TASK DESCRIPTION
Print all the records exactly, please.

(Recorded data)
"""

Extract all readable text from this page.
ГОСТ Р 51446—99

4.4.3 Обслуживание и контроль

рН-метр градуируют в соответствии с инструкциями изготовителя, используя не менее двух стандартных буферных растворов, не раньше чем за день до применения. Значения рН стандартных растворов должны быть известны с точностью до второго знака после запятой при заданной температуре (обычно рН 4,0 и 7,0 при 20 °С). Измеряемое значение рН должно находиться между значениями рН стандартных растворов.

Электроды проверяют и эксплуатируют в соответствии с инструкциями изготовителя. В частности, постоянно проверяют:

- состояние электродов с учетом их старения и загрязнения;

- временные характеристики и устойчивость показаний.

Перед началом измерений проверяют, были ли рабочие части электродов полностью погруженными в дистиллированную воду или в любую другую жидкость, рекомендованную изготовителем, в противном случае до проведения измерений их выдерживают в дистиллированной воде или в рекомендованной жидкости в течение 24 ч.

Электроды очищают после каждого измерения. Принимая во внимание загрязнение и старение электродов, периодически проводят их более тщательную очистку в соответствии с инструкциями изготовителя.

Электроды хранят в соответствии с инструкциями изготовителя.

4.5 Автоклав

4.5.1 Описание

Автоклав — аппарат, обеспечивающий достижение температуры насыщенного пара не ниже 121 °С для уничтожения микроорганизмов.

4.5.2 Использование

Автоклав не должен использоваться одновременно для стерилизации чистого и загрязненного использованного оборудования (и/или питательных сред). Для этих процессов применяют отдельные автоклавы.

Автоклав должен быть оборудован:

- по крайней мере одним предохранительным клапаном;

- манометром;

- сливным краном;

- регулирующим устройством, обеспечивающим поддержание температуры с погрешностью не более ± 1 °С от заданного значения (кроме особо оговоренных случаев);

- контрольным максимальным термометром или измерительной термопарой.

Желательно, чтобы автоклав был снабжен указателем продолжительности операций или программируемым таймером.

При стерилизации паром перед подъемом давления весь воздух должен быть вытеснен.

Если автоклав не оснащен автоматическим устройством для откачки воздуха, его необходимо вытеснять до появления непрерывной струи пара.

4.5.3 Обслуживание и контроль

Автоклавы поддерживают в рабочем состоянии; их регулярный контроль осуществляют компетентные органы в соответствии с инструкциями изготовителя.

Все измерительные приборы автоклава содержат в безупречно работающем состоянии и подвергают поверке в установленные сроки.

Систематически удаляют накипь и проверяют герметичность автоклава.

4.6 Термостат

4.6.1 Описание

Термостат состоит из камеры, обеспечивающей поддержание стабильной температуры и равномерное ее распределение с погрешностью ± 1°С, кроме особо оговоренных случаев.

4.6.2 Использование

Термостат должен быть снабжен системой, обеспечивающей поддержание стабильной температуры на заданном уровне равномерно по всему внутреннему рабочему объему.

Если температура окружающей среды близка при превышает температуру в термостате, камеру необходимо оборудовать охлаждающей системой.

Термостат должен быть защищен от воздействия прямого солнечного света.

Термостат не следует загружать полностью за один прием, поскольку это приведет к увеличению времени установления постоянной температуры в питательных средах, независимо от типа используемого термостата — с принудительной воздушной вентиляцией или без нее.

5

"""

SOLVED EXERCISE
Extract all readable text from this page.
ГОСТ Р 51446—99

4.4.3 Обслуживание и контроль

рН-метр градуируют в соответствии с инструкциями изготовителя, используя не менее двух стандартных буферных растворов, не раньше чем за день до применения. Значения рН стандартных растворов должны быть известны с точностью до второго знака после запятой при заданной температуре (обычно рН 4,0 и 7,0 при 20 °С). Измеряемое значение рН должно находиться между значениями рН стандартных растворов.

Электроды проверяют и эксплуатируют в соответствии с инструкциями изготовителя. В частности, постоянно проверяют:

- состояние электродов с учетом их старения и загрязнения;

- временные характеристики и устойчивость показаний.

Перед началом измерений проверяют, были ли рабочие части электродов полностью погруженными в дистиллированную воду или в любую другую жидкость, рекомендованную изготовителем, в противном случае до проведения измерений их выдерживают в дистиллированной воде или в рекомендованной жидкости в течение 24 ч.

Электроды очищают после каждого измерения. Принимая во внимание загрязнение и старение электродов, периодически проводят их более тщательную очистку в соответствии с инструкциями изготовителя.

Электроды хранят в соответствии с инструкциями изготовителя.

4.5 Автоклав

4.5.1 Описание

Автоклав — аппарат, обеспечивающий достижение температуры насыщенного пара не ниже 121 °С для уничтожения микроорганизмов.

4.5.2 Использование

Автоклав не должен использоваться одновременно для стерилизации чистого и загрязненного использованного оборудования (и/или питательных сред). Для этих процессов применяют отдельные автоклавы.

Автоклав должен быть оборудован:

- по крайней мере одним предохранительным клапаном;

- манометром;

- сливным краном;

- регулирующим устройством, обеспечивающим поддержание температуры с погрешностью не более ± 1 °С от заданного значения (кроме особо оговоренных случаев);

- контрольным максимальным термометром или измерительной термопарой.

Желательно, чтобы автоклав был снабжен указателем продолжительности операций или программируемым таймером.

При стерилизации паром перед подъемом давления весь воздух должен быть вытеснен.

Если автоклав не оснащен автоматическим устройством для откачки воздуха, его необходимо вытеснять до появления непрерывной струи пара.

4.5.3 Обслуживание и контроль

Автоклавы поддерживают в рабочем состоянии; их регулярный контроль осуществляют компетентные органы в соответствии с инструкциями изготовителя.

Все измерительные приборы автоклава содержат в безупречно работающем состоянии и подвергают поверке в установленные сроки.

Систематически удаляют накипь и проверяют герметичность автоклава.

4.6 Термостат

4.6.1 Описание

Термостат состоит из камеры, обеспечивающей поддержание стабильной температуры и равномерное ее распределение с погрешностью ± 1°С, кроме особо оговоренных случаев.

4.6.2 Использование

Термостат должен быть снабжен системой, обеспечивающей поддержание стабильной температуры на заданном уровне равномерно по всему внутреннему рабочему объему.

Если температура окружающей среды близка при превышает температуру в термостате, камеру необходимо оборудовать охлаждающей системой.

Термостат должен быть защищен от воздействия прямого солнечного света.

Термостат не следует загружать полностью за один прием, поскольку это приведет к увеличению времени установления постоянной температуры в питательных средах, независимо от типа используемого термостата — с принудительной воздушной вентиляцией или без нее.

5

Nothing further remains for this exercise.